TEXT »
::::
The Last Universal Common Ancestor (LUCA), the hypothetical single-celled organism from which all known life on Earth descends, remains one of science’s most profound mysteries. Though direct fossil evidence of LUCA has long vanished, a powerful new approach offers a path to uncovering details about this primordial being—by studying ancient genes that persist in every living organism today.

Hydrothermal vents along mid-ocean ridges in the Atlantic Ocean emit dark plumes rich in minerals and chemicals, creating unique ecosystems far beneath the sunlit surface. These deep-sea environments host life forms thriving without sunlight—relying instead on chemical energy from hydrothermal fluids. Scientists now believe such extreme habitats may have provided the cradle for early life, possibly even LUCA itself.

Over 4.5 billion years, life gradually colonized Earth, leading to today’s vast biosphere teeming with billions of species and trillions of tons of biological matter. Yet, what exactly happened during this earliest phase—how life first emerged and evolved—is still largely unknown. Most traces from that era have been erased by time and geological processes.

The key breakthrough lies in the preservation of genetic information within every living cell. DNA acts as a microscopic time capsule: faithfully storing and retrieving biological instructions across eons. By comparing DNA sequences, scientists can reconstruct evolutionary histories. The shared genes among all organisms point back to LUCA—a single ancestral life form that lived in Earth’s distant past.

Recent research suggests LUCA was not primitive but surprisingly complex—potentially adapted to life near hydrothermal vents. This modernity is troubling for science: it implies less room for discovering how the very first cellular forms developed their basic functions.
::::
[Stored data entries]
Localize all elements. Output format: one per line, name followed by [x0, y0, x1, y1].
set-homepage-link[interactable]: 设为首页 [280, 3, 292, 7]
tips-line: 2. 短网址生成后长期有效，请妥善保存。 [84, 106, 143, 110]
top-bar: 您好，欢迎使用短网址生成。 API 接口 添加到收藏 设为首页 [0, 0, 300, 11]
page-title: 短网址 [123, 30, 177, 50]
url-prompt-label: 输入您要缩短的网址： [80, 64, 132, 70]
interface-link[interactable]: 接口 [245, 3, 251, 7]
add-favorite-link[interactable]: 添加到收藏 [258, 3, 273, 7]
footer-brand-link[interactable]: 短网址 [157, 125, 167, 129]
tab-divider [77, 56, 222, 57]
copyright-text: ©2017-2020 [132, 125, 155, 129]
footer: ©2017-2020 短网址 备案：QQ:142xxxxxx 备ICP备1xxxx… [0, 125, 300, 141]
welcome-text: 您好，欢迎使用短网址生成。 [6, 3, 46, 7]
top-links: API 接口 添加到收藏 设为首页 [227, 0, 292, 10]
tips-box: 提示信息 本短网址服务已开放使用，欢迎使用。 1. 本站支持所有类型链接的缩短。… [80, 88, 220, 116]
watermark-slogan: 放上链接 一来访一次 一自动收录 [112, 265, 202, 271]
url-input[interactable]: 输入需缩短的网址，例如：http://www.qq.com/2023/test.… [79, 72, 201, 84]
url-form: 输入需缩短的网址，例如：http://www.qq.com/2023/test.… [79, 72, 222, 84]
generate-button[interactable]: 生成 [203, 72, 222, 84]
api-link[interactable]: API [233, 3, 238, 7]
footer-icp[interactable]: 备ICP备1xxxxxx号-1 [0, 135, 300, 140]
::::
WHAT TO WORK ON »
1. In the LUCA text, rewrite the part that opens with the words containing "Recent research suggests" and closes with "their basic functions.", swapping "surprisingly complex" for "remarkably sophisticated".
2. According to the LUCA text, what do the hydrothermal vents along mid-ocean ridges in the Atlantic Ocean emit?

SOLUTIONS TO THE EXERCISE »
1.
Recent research suggests LUCA was not primitive but remarkably sophisticated—potentially adapted to life near hydrothermal vents. This modernity is troubling for science: it implies less room for discovering how the very first cellular forms developed their basic functions.

2. Dark plumes rich in minerals and chemicals.